PROBLEM REQUIREMENTS -
Output every entry exactly as written.

MATERIAL PROVIDED -

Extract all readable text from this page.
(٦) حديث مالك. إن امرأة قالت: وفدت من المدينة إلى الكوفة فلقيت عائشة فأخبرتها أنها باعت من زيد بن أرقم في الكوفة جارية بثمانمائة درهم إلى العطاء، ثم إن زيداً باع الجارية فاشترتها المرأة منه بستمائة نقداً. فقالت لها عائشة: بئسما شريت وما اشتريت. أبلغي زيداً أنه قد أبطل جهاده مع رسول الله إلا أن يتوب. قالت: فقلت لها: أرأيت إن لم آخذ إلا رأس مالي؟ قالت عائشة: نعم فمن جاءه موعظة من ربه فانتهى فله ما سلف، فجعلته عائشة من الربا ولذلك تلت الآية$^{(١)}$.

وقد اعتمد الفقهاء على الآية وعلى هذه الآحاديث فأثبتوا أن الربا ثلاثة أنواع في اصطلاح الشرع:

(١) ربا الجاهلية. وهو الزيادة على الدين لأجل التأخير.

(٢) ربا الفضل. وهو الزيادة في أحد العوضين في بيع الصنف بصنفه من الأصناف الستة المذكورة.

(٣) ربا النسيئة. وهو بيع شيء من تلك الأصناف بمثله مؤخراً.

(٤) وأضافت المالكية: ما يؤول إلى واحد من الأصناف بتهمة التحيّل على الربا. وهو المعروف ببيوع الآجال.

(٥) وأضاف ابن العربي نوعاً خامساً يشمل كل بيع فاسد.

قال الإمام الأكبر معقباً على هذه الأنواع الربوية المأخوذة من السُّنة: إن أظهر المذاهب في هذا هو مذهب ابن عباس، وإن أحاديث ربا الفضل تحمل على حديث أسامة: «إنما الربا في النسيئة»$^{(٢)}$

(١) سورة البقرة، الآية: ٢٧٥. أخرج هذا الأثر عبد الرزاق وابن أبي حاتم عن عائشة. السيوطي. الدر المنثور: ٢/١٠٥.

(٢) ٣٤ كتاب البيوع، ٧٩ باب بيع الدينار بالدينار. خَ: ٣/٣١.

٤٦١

TASK OUTPUT -
Extract all readable text from this page.
(٦) حديث مالك. إن امرأة قالت: وفدت من المدينة إلى الكوفة فلقيت عائشة فأخبرتها أنها باعت من زيد بن أرقم في الكوفة جارية بثمانمائة درهم إلى العطاء، ثم إن زيداً باع الجارية فاشترتها المرأة منه بستمائة نقداً. فقالت لها عائشة: بئسما شريت وما اشتريت. أبلغي زيداً أنه قد أبطل جهاده مع رسول الله إلا أن يتوب. قالت: فقلت لها: أرأيت إن لم آخذ إلا رأس مالي؟ قالت عائشة: نعم فمن جاءه موعظة من ربه فانتهى فله ما سلف، فجعلته عائشة من الربا ولذلك تلت الآية$^{(١)}$.

وقد اعتمد الفقهاء على الآية وعلى هذه الآحاديث فأثبتوا أن الربا ثلاثة أنواع في اصطلاح الشرع:

(١) ربا الجاهلية. وهو الزيادة على الدين لأجل التأخير.

(٢) ربا الفضل. وهو الزيادة في أحد العوضين في بيع الصنف بصنفه من الأصناف الستة المذكورة.

(٣) ربا النسيئة. وهو بيع شيء من تلك الأصناف بمثله مؤخراً.

(٤) وأضافت المالكية: ما يؤول إلى واحد من الأصناف بتهمة التحيّل على الربا. وهو المعروف ببيوع الآجال.

(٥) وأضاف ابن العربي نوعاً خامساً يشمل كل بيع فاسد.

قال الإمام الأكبر معقباً على هذه الأنواع الربوية المأخوذة من السُّنة: إن أظهر المذاهب في هذا هو مذهب ابن عباس، وإن أحاديث ربا الفضل تحمل على حديث أسامة: «إنما الربا في النسيئة»$^{(٢)}$

(١) سورة البقرة، الآية: ٢٧٥. أخرج هذا الأثر عبد الرزاق وابن أبي حاتم عن عائشة. السيوطي. الدر المنثور: ٢/١٠٥.

(٢) ٣٤ كتاب البيوع، ٧٩ باب بيع الدينار بالدينار. خَ: ٣/٣١.

٤٦١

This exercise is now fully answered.